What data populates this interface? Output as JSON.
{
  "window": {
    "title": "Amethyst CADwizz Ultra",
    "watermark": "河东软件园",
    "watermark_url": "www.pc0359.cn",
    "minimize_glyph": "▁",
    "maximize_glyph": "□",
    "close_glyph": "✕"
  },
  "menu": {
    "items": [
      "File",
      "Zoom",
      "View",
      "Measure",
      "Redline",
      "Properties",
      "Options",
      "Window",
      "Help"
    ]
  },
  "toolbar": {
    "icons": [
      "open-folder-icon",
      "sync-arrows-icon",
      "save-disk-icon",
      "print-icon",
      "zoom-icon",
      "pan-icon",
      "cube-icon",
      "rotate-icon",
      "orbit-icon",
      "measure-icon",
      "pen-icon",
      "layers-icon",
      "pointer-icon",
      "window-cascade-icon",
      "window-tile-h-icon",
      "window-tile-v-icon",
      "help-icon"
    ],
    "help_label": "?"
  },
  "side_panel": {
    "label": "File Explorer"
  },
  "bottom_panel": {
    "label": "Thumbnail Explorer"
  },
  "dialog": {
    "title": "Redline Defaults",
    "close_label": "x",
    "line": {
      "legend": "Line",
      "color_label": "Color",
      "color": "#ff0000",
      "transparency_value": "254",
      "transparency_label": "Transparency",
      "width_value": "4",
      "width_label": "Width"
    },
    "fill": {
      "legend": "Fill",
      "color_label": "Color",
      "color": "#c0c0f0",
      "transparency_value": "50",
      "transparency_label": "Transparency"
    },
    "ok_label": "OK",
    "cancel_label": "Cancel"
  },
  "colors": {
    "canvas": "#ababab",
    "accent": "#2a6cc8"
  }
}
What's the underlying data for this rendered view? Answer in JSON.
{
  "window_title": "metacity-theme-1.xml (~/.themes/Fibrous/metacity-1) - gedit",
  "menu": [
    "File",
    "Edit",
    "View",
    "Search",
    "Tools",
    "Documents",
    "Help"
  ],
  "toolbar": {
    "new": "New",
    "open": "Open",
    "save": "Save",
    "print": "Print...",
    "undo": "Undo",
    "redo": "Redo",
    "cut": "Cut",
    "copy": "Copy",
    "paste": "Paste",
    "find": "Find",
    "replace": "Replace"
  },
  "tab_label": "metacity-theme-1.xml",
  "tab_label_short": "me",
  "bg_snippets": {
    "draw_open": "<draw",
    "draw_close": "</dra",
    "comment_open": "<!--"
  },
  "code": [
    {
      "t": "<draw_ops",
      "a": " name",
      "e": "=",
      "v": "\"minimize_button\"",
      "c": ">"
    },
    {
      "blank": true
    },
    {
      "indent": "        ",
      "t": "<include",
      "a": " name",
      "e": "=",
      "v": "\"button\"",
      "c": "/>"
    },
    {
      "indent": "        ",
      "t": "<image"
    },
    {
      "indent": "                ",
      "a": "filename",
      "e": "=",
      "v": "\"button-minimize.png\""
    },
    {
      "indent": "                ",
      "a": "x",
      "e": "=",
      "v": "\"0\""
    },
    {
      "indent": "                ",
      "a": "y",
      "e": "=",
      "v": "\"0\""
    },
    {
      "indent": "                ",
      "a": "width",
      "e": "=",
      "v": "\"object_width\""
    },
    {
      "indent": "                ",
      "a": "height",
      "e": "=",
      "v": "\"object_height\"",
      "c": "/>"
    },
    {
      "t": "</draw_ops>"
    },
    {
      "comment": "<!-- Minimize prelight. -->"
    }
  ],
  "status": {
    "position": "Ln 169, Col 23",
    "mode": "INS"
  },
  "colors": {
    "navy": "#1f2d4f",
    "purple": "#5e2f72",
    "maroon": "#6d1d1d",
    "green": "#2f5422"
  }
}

---

Task goal - In the records above, find each line holding "tile" and copy it.

Output of the exercise -
      "window-tile-h-icon",
      "window-tile-v-icon",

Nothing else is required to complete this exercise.